TASK DESCRIPTION:
In full and without deviation, write out the entries that follow.
────
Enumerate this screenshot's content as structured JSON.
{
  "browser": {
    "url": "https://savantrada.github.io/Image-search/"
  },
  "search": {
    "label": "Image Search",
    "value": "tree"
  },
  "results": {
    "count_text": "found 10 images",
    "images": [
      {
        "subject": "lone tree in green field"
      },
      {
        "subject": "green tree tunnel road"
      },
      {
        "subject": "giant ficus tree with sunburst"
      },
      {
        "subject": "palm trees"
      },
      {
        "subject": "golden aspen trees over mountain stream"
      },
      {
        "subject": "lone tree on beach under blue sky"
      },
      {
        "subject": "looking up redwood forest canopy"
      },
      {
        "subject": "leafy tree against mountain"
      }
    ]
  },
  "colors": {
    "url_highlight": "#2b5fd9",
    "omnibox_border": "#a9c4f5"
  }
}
────
RESULT OF THE EXERCISE:
Enumerate this screenshot's content as structured JSON.
{
  "browser": {
    "url": "https://savantrada.github.io/Image-search/"
  },
  "search": {
    "label": "Image Search",
    "value": "tree"
  },
  "results": {
    "count_text": "found 10 images",
    "images": [
      {
        "subject": "lone tree in green field"
      },
      {
        "subject": "green tree tunnel road"
      },
      {
        "subject": "giant ficus tree with sunburst"
      },
      {
        "subject": "palm trees"
      },
      {
        "subject": "golden aspen trees over mountain stream"
      },
      {
        "subject": "lone tree on beach under blue sky"
      },
      {
        "subject": "looking up redwood forest canopy"
      },
      {
        "subject": "leafy tree against mountain"
      }
    ]
  },
  "colors": {
    "url_highlight": "#2b5fd9",
    "omnibox_border": "#a9c4f5"
  }
}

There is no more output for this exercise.